Stored entries:

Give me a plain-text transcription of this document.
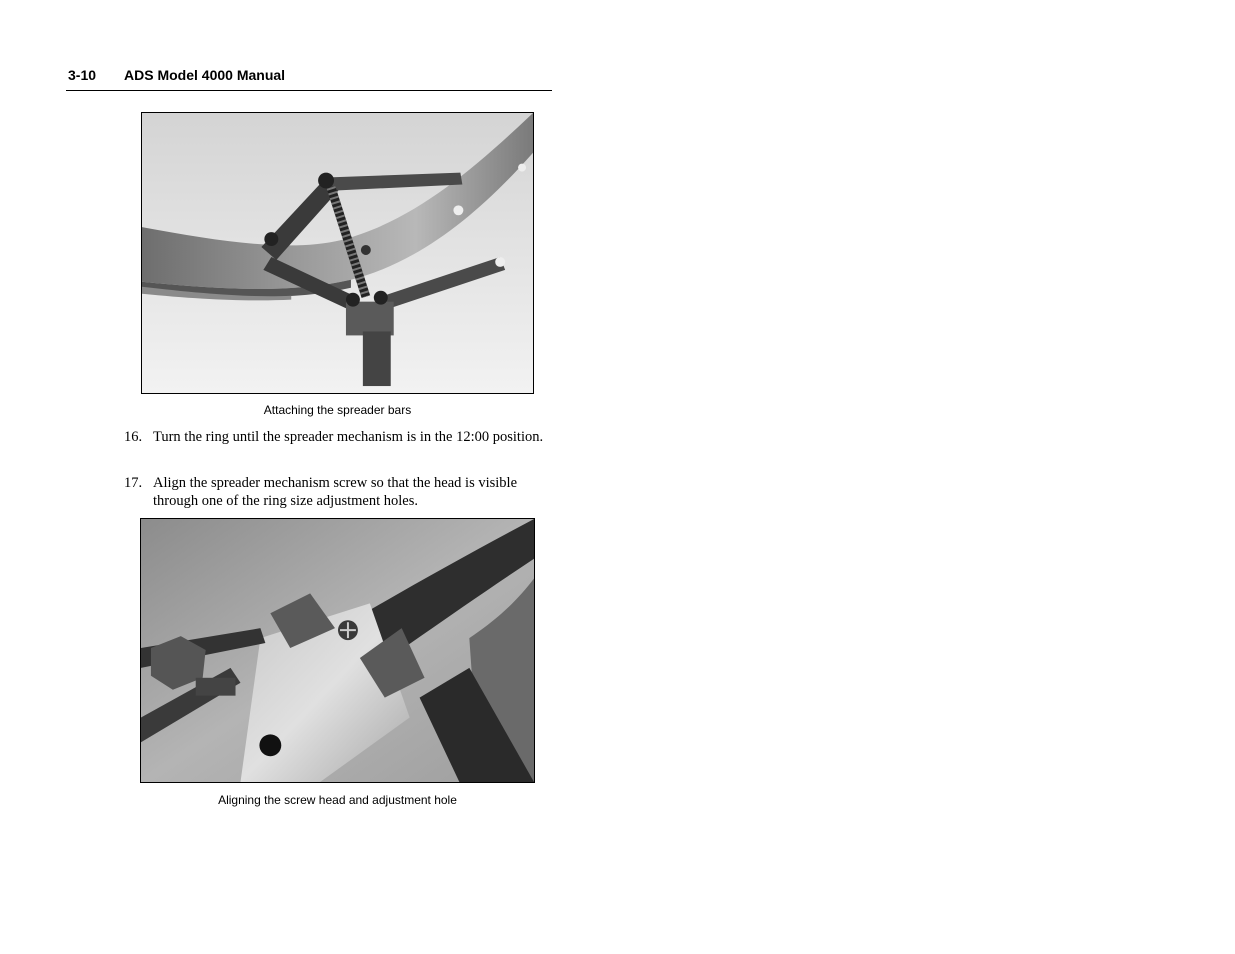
3-10 ADS Model 4000 Manual
Attaching the spreader bars
16. Turn the ring until the spreader mechanism is in the 12:00 position.
17. Align the spreader mechanism screw so that the head is visible through one of the ring size adjustment holes.
Aligning the screw head and adjustment hole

Goal of the exercise | Reproduce the listing above exactly, excluding all pictures.

Solution to this problem |
Give me a plain-text transcription of this document.
3-10 ADS Model 4000 Manual
Attaching the spreader bars
16. Turn the ring until the spreader mechanism is in the 12:00 position.
17. Align the spreader mechanism screw so that the head is visible through one of the ring size adjustment holes.
Aligning the screw head and adjustment hole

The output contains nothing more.